State only how many lines below include the string "plus".

Data records
········
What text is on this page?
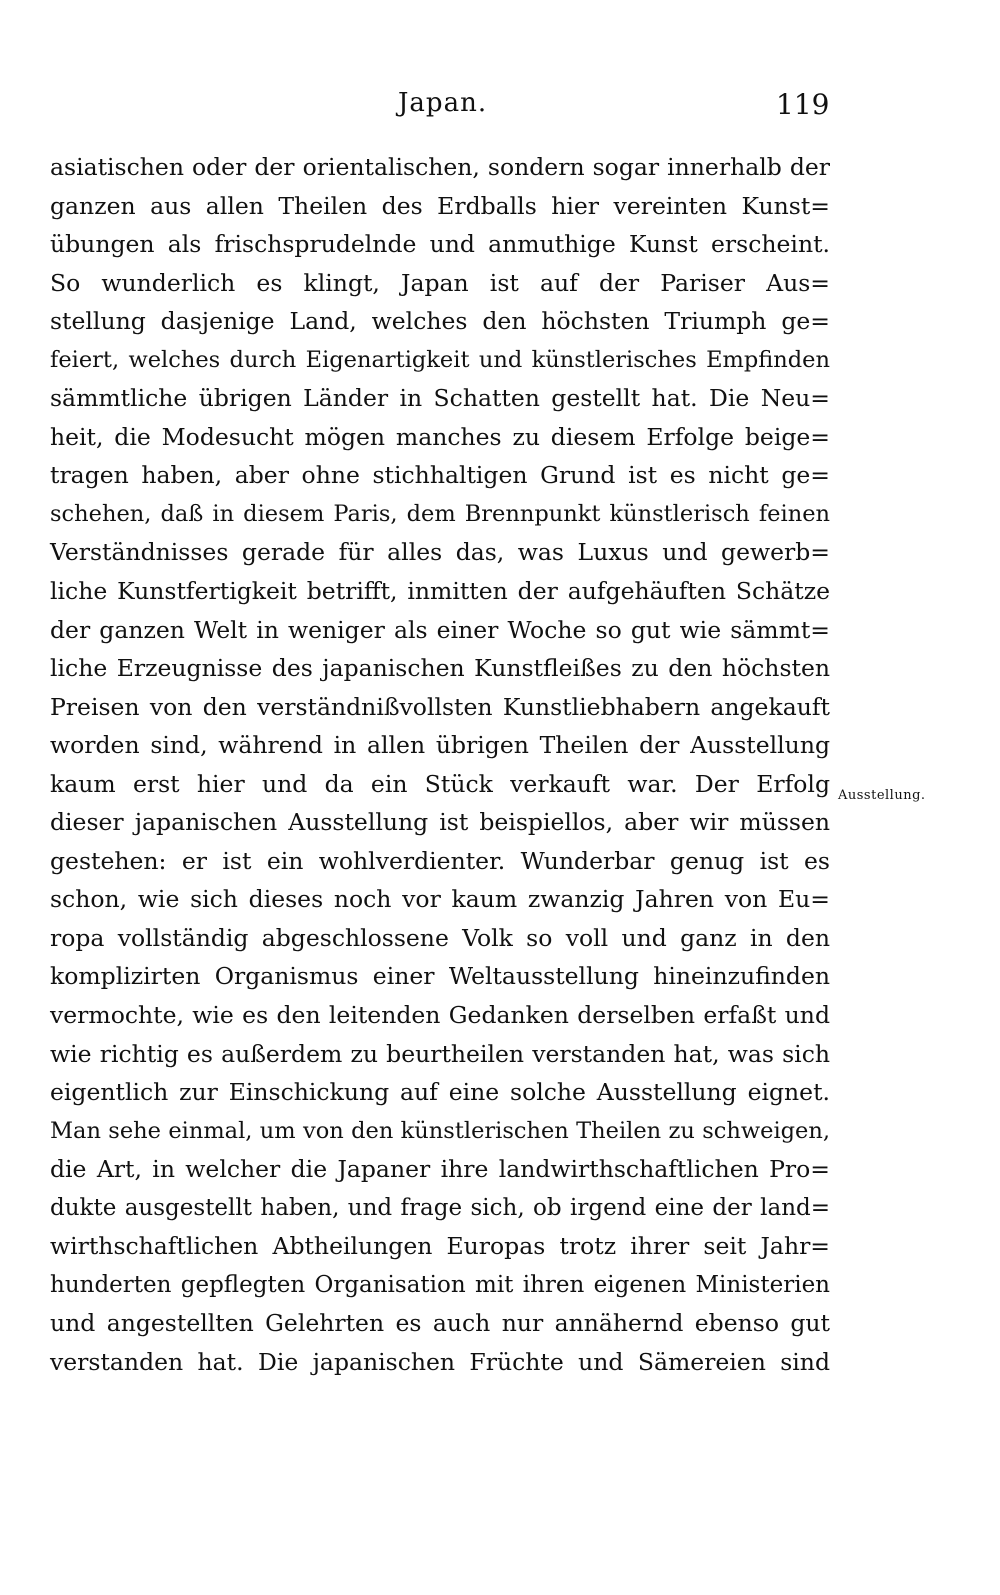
Japan.	119
asiatischen oder der orientalischen, sondern sogar innerhalb der
ganzen aus allen Theilen des Erdballs hier vereinten Kunst=
übungen als frischsprudelnde und anmuthige Kunst erscheint.
So wunderlich es klingt, Japan ist auf der Pariser Aus=
stellung dasjenige Land, welches den höchsten Triumph ge=
feiert, welches durch Eigenartigkeit und künstlerisches Empfinden
sämmtliche übrigen Länder in Schatten gestellt hat. Die Neu=
heit, die Modesucht mögen manches zu diesem Erfolge beige=
tragen haben, aber ohne stichhaltigen Grund ist es nicht ge=
schehen, daß in diesem Paris, dem Brennpunkt künstlerisch feinen
Verständnisses gerade für alles das, was Luxus und gewerb=
liche Kunstfertigkeit betrifft, inmitten der aufgehäuften Schätze
der ganzen Welt in weniger als einer Woche so gut wie sämmt=
liche Erzeugnisse des japanischen Kunstfleißes zu den höchsten
Preisen von den verständnißvollsten Kunstliebhabern angekauft
worden sind, während in allen übrigen Theilen der Ausstellung
kaum erst hier und da ein Stück verkauft war. Der Erfolg
dieser japanischen Ausstellung ist beispiellos, aber wir müssen
gestehen: er ist ein wohlverdienter. Wunderbar genug ist es
schon, wie sich dieses noch vor kaum zwanzig Jahren von Eu=
ropa vollständig abgeschlossene Volk so voll und ganz in den
komplizirten Organismus einer Weltausstellung hineinzufinden
vermochte, wie es den leitenden Gedanken derselben erfaßt und
wie richtig es außerdem zu beurtheilen verstanden hat, was sich
eigentlich zur Einschickung auf eine solche Ausstellung eignet.
Man sehe einmal, um von den künstlerischen Theilen zu schweigen,
die Art, in welcher die Japaner ihre landwirthschaftlichen Pro=
dukte ausgestellt haben, und frage sich, ob irgend eine der land=
wirthschaftlichen Abtheilungen Europas trotz ihrer seit Jahr=
hunderten gepflegten Organisation mit ihren eigenen Ministerien
und angestellten Gelehrten es auch nur annähernd ebenso gut
verstanden hat. Die japanischen Früchte und Sämereien sind
Ausstellung.
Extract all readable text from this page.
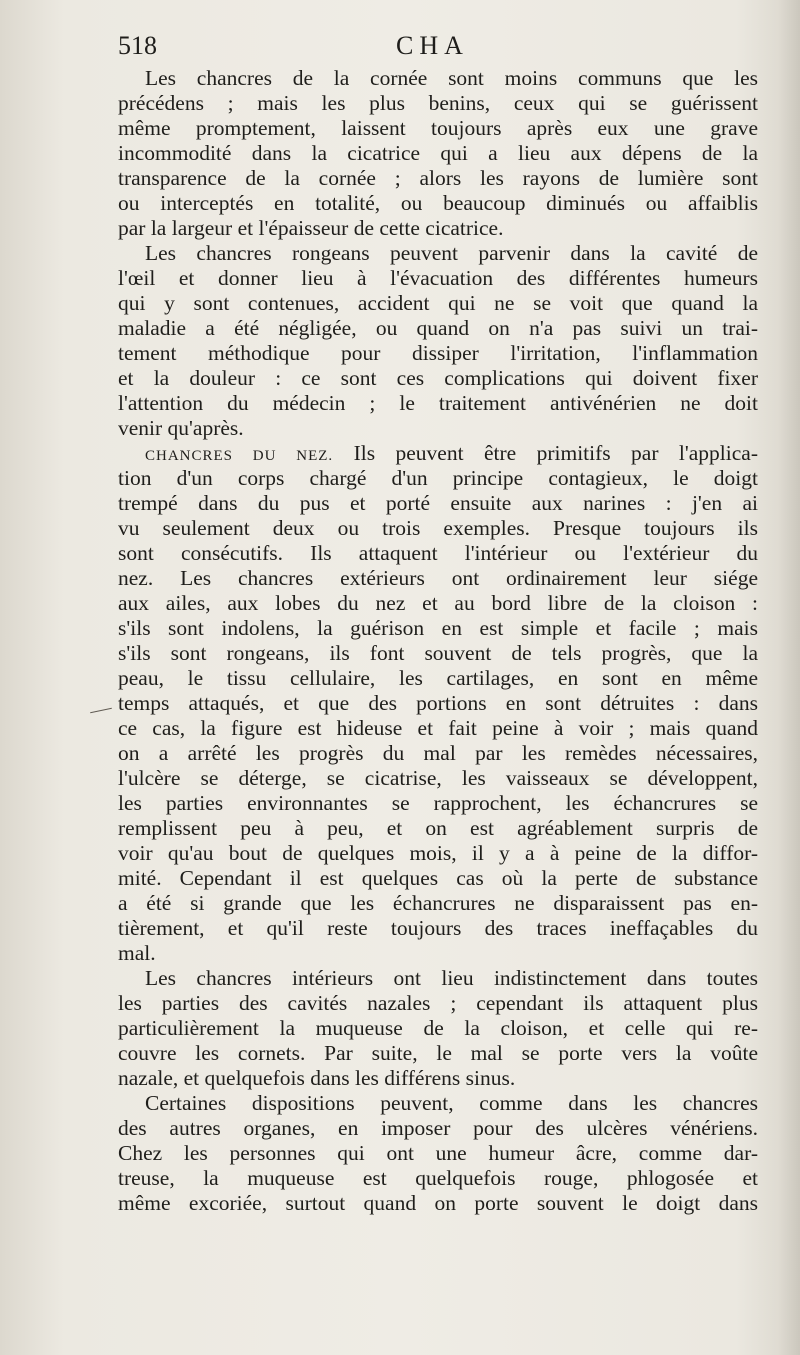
518	CHA
Les chancres de la cornée sont moins communs que les
précédens ; mais les plus benins, ceux qui se guérissent
même promptement, laissent toujours après eux une grave
incommodité dans la cicatrice qui a lieu aux dépens de la
transparence de la cornée ; alors les rayons de lumière sont
ou interceptés en totalité, ou beaucoup diminués ou affaiblis
par la largeur et l'épaisseur de cette cicatrice.
Les chancres rongeans peuvent parvenir dans la cavité de
l'œil et donner lieu à l'évacuation des différentes humeurs
qui y sont contenues, accident qui ne se voit que quand la
maladie a été négligée, ou quand on n'a pas suivi un trai-
tement méthodique pour dissiper l'irritation, l'inflammation
et la douleur : ce sont ces complications qui doivent fixer
l'attention du médecin ; le traitement antivénérien ne doit
venir qu'après.
CHANCRES DU NEZ. Ils peuvent être primitifs par l'applica-
tion d'un corps chargé d'un principe contagieux, le doigt
trempé dans du pus et porté ensuite aux narines : j'en ai
vu seulement deux ou trois exemples. Presque toujours ils
sont consécutifs. Ils attaquent l'intérieur ou l'extérieur du
nez. Les chancres extérieurs ont ordinairement leur siége
aux ailes, aux lobes du nez et au bord libre de la cloison :
s'ils sont indolens, la guérison en est simple et facile ; mais
s'ils sont rongeans, ils font souvent de tels progrès, que la
peau, le tissu cellulaire, les cartilages, en sont en même
temps attaqués, et que des portions en sont détruites : dans
ce cas, la figure est hideuse et fait peine à voir ; mais quand
on a arrêté les progrès du mal par les remèdes nécessaires,
l'ulcère se déterge, se cicatrise, les vaisseaux se développent,
les parties environnantes se rapprochent, les échancrures se
remplissent peu à peu, et on est agréablement surpris de
voir qu'au bout de quelques mois, il y a à peine de la diffor-
mité. Cependant il est quelques cas où la perte de substance
a été si grande que les échancrures ne disparaissent pas en-
tièrement, et qu'il reste toujours des traces ineffaçables du
mal.
Les chancres intérieurs ont lieu indistinctement dans toutes
les parties des cavités nazales ; cependant ils attaquent plus
particulièrement la muqueuse de la cloison, et celle qui re-
couvre les cornets. Par suite, le mal se porte vers la voûte
nazale, et quelquefois dans les différens sinus.
Certaines dispositions peuvent, comme dans les chancres
des autres organes, en imposer pour des ulcères vénériens.
Chez les personnes qui ont une humeur âcre, comme dar-
treuse, la muqueuse est quelquefois rouge, phlogosée et
même excoriée, surtout quand on porte souvent le doigt dans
········
» COMPLETED EXERCISE
2